TASK OBJECTIVE: Every record should be repeated exactly, except that pictures are left out.

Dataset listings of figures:

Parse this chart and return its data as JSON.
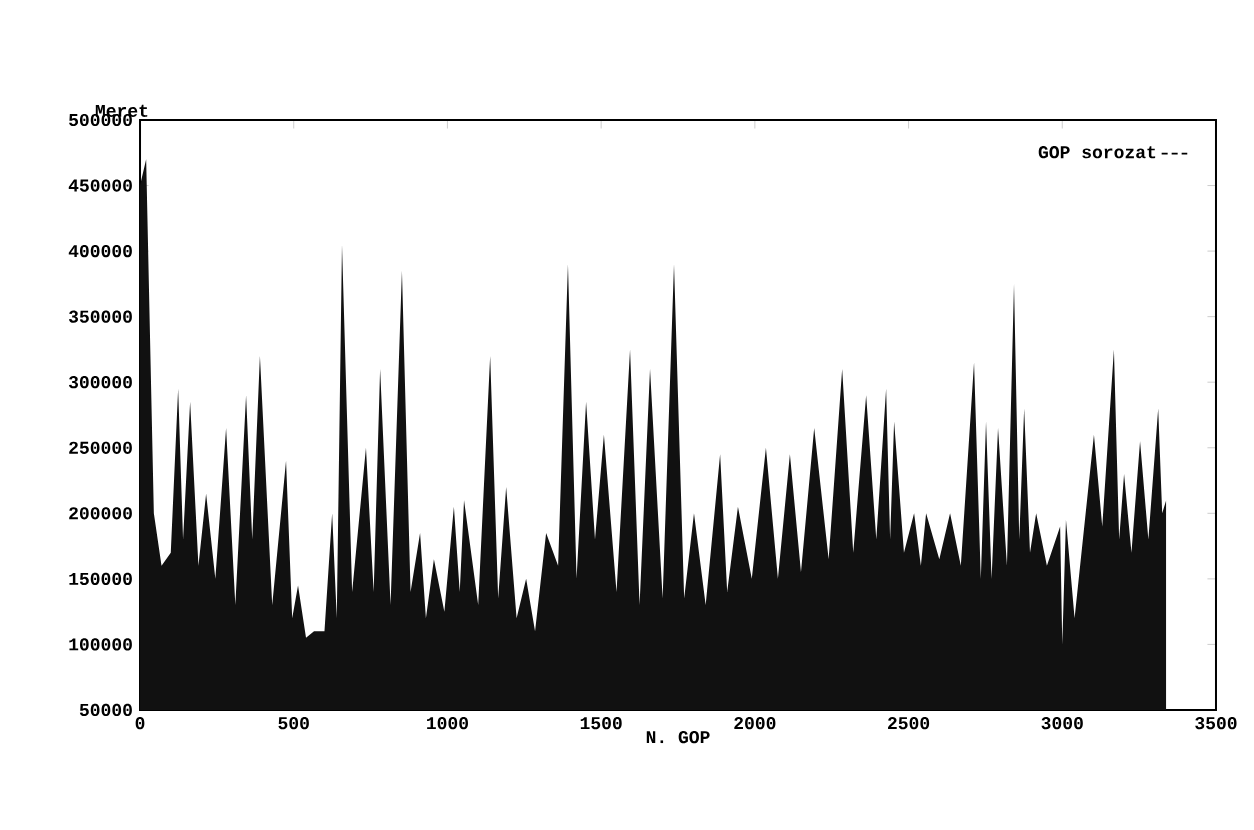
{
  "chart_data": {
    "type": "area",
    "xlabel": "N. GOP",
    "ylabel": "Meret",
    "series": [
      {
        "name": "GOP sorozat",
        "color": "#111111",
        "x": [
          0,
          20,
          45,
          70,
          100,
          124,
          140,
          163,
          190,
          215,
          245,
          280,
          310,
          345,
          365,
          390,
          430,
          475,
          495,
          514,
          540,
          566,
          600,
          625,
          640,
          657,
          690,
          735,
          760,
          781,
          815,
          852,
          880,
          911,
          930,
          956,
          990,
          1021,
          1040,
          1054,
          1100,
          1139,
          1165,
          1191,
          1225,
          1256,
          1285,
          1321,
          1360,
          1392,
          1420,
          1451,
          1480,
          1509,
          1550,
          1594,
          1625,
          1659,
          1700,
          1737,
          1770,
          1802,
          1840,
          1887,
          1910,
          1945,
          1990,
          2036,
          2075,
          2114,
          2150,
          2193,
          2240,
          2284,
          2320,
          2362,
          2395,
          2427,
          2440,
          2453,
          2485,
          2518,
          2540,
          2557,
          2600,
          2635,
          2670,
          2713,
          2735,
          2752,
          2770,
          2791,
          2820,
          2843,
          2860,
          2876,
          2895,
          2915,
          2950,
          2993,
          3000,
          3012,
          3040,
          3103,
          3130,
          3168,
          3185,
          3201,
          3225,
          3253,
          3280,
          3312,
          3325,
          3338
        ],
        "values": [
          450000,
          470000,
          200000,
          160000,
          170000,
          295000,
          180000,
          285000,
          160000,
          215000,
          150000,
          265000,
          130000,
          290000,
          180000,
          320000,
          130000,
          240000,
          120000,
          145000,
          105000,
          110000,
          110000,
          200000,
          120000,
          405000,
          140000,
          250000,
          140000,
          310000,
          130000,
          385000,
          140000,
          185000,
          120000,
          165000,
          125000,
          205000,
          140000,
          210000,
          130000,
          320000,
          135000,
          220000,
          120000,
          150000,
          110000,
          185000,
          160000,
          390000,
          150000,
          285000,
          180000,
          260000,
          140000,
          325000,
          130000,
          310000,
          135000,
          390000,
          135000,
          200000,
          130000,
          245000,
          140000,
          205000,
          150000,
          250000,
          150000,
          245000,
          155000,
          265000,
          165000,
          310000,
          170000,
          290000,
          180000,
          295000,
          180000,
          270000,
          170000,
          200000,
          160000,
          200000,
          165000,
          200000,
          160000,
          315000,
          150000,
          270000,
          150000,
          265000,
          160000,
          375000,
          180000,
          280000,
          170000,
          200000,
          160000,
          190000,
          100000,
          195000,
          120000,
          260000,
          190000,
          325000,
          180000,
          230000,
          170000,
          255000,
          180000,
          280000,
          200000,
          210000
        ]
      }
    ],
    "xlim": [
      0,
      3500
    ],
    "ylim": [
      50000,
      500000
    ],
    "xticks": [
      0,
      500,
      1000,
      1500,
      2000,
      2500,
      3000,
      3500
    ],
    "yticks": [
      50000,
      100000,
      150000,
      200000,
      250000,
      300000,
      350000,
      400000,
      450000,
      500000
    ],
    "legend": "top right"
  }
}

EXERCISE RESULT:
Parse this chart and return its data as JSON.
{
  "chart_data": {
    "type": "area",
    "xlabel": "N. GOP",
    "ylabel": "Meret",
    "series": [
      {
        "name": "GOP sorozat",
        "color": "#111111",
        "x": [
          0,
          20,
          45,
          70,
          100,
          124,
          140,
          163,
          190,
          215,
          245,
          280,
          310,
          345,
          365,
          390,
          430,
          475,
          495,
          514,
          540,
          566,
          600,
          625,
          640,
          657,
          690,
          735,
          760,
          781,
          815,
          852,
          880,
          911,
          930,
          956,
          990,
          1021,
          1040,
          1054,
          1100,
          1139,
          1165,
          1191,
          1225,
          1256,
          1285,
          1321,
          1360,
          1392,
          1420,
          1451,
          1480,
          1509,
          1550,
          1594,
          1625,
          1659,
          1700,
          1737,
          1770,
          1802,
          1840,
          1887,
          1910,
          1945,
          1990,
          2036,
          2075,
          2114,
          2150,
          2193,
          2240,
          2284,
          2320,
          2362,
          2395,
          2427,
          2440,
          2453,
          2485,
          2518,
          2540,
          2557,
          2600,
          2635,
          2670,
          2713,
          2735,
          2752,
          2770,
          2791,
          2820,
          2843,
          2860,
          2876,
          2895,
          2915,
          2950,
          2993,
          3000,
          3012,
          3040,
          3103,
          3130,
          3168,
          3185,
          3201,
          3225,
          3253,
          3280,
          3312,
          3325,
          3338
        ],
        "values": [
          450000,
          470000,
          200000,
          160000,
          170000,
          295000,
          180000,
          285000,
          160000,
          215000,
          150000,
          265000,
          130000,
          290000,
          180000,
          320000,
          130000,
          240000,
          120000,
          145000,
          105000,
          110000,
          110000,
          200000,
          120000,
          405000,
          140000,
          250000,
          140000,
          310000,
          130000,
          385000,
          140000,
          185000,
          120000,
          165000,
          125000,
          205000,
          140000,
          210000,
          130000,
          320000,
          135000,
          220000,
          120000,
          150000,
          110000,
          185000,
          160000,
          390000,
          150000,
          285000,
          180000,
          260000,
          140000,
          325000,
          130000,
          310000,
          135000,
          390000,
          135000,
          200000,
          130000,
          245000,
          140000,
          205000,
          150000,
          250000,
          150000,
          245000,
          155000,
          265000,
          165000,
          310000,
          170000,
          290000,
          180000,
          295000,
          180000,
          270000,
          170000,
          200000,
          160000,
          200000,
          165000,
          200000,
          160000,
          315000,
          150000,
          270000,
          150000,
          265000,
          160000,
          375000,
          180000,
          280000,
          170000,
          200000,
          160000,
          190000,
          100000,
          195000,
          120000,
          260000,
          190000,
          325000,
          180000,
          230000,
          170000,
          255000,
          180000,
          280000,
          200000,
          210000
        ]
      }
    ],
    "xlim": [
      0,
      3500
    ],
    "ylim": [
      50000,
      500000
    ],
    "xticks": [
      0,
      500,
      1000,
      1500,
      2000,
      2500,
      3000,
      3500
    ],
    "yticks": [
      50000,
      100000,
      150000,
      200000,
      250000,
      300000,
      350000,
      400000,
      450000,
      500000
    ],
    "legend": "top right"
  }
}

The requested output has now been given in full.